* Objective A: In the commit message on pg_dump signal handling, what did Windows builds lack before this change?

* Supplied text:

## begin

Thread: pgsql: Redesign handling of SIGTERM/control-C in parallel pg_dump/pg_re

Redesign handling of SIGTERM/control-C in parallel pg_dump/pg_restore.

Formerly, Unix builds of pg_dump/pg_restore would trap SIGINT and similar
signals and set a flag that was tested in various data-transfer loops.
This was prone to errors of omission (cf commit 3c8aa6654); and even if
the client-side response was prompt, we did nothing that would cause
long-running SQL commands (e.g. CREATE INDEX) to terminate early.
Also, the master process would effectively do nothing at all upon receipt
of SIGINT; the only reason it seemed to work was that in typical scenarios
the signal would also be delivered to the child processes.  We should
support termination when a signal is delivered only to the master process,
though.

Windows builds had no console interrupt handler, so they would just fall
over immediately at control-C, again leaving long-running SQL commands to
finish unmolested.

To fix, remove the flag-checking approach altogether.  Instead, allow the
Unix signal handler to send a cancel request directly and then exit(1).
In the master process, also have it forward the signal to the children.
On Windows, add a console interrupt handler that behaves approximately
the same.  The main difference is that a single execution of the Windows
handler can send all the cancel requests since all the info is available
in one process, whereas on Unix each process sends a cancel only for its
own database connection.

In passing, fix an old problem that DisconnectDatabase tends to send a
cancel request before exiting a parallel worker, even if nothing went
wrong.  This is at least a waste of cycles, and could lead to unexpected
log messages, or maybe even data loss if it happened in pg_restore (though
in the current code the problem seems to affect only pg_dump).  The cause
was that after a COPY step, pg_dump was leaving libpq in PGASYNC_BUSY
state, causing PQtransactionStatus() to report PQTRANS_ACTIVE.  That's
normally harmless because the next PQexec() will silently clear the
PGASYNC_BUSY state; but in a parallel worker we might exit without any
additional SQL commands after a COPY step.  So add an extra PQgetResult()

## end

* Objective B: Convert the rows into a numbered list, leaving out blank lines: begin at the row that contains "wechat-icon (817, 680, 861, 720)" and stop after the row that contains "campus-parking-lot (626, 448, 704, 518)".

* Excerpt from a dataset:
## begin

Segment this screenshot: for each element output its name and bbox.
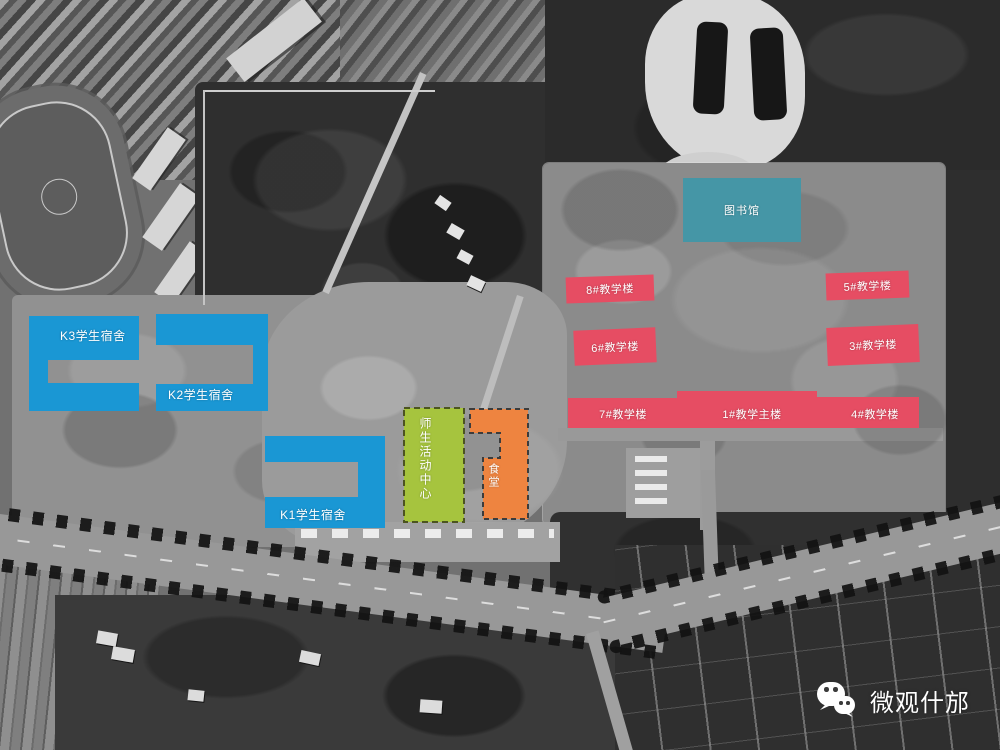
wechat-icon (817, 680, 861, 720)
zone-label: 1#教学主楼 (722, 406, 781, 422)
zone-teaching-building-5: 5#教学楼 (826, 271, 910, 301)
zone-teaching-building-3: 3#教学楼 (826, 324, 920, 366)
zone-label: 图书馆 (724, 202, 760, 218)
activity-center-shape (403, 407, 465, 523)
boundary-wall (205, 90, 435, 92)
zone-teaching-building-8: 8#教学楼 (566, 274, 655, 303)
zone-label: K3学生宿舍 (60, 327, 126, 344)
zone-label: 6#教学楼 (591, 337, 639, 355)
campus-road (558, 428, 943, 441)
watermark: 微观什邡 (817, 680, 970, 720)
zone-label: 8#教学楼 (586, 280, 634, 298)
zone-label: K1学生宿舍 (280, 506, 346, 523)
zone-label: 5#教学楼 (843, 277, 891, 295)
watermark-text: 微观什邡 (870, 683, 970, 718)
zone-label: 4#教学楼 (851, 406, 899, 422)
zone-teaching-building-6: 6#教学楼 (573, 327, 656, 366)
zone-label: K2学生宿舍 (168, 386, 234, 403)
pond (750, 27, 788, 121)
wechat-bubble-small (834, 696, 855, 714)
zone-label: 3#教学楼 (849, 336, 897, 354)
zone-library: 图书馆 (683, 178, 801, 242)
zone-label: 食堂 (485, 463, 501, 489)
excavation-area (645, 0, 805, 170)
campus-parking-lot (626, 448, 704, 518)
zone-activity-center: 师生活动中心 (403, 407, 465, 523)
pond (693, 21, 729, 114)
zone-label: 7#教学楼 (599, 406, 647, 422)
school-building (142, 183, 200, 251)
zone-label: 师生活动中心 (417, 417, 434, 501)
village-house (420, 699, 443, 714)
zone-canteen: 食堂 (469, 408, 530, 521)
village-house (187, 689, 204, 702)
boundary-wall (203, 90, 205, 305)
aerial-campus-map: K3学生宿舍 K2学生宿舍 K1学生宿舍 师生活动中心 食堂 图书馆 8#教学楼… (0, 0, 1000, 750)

## end

* Result A: A console interrupt handler.

* Result B:
1. wechat-icon (817, 680, 861, 720)
2. zone-label: 1#教学主楼 (722, 406, 781, 422)
3. zone-teaching-building-5: 5#教学楼 (826, 271, 910, 301)
4. zone-teaching-building-3: 3#教学楼 (826, 324, 920, 366)
5. zone-label: 图书馆 (724, 202, 760, 218)
6. activity-center-shape (403, 407, 465, 523)
7. boundary-wall (205, 90, 435, 92)
8. zone-teaching-building-8: 8#教学楼 (566, 274, 655, 303)
9. zone-label: K3学生宿舍 (60, 327, 126, 344)
10. zone-label: 6#教学楼 (591, 337, 639, 355)
11. campus-road (558, 428, 943, 441)
12. watermark: 微观什邡 (817, 680, 970, 720)
13. zone-label: 8#教学楼 (586, 280, 634, 298)
14. zone-label: K1学生宿舍 (280, 506, 346, 523)
15. zone-label: 5#教学楼 (843, 277, 891, 295)
16. watermark-text: 微观什邡 (870, 683, 970, 718)
17. zone-label: 4#教学楼 (851, 406, 899, 422)
18. zone-teaching-building-6: 6#教学楼 (573, 327, 656, 366)
19. zone-label: K2学生宿舍 (168, 386, 234, 403)
20. pond (750, 27, 788, 121)
21. wechat-bubble-small (834, 696, 855, 714)
22. zone-label: 3#教学楼 (849, 336, 897, 354)
23. zone-library: 图书馆 (683, 178, 801, 242)
24. zone-label: 食堂 (485, 463, 501, 489)
25. excavation-area (645, 0, 805, 170)
26. campus-parking-lot (626, 448, 704, 518)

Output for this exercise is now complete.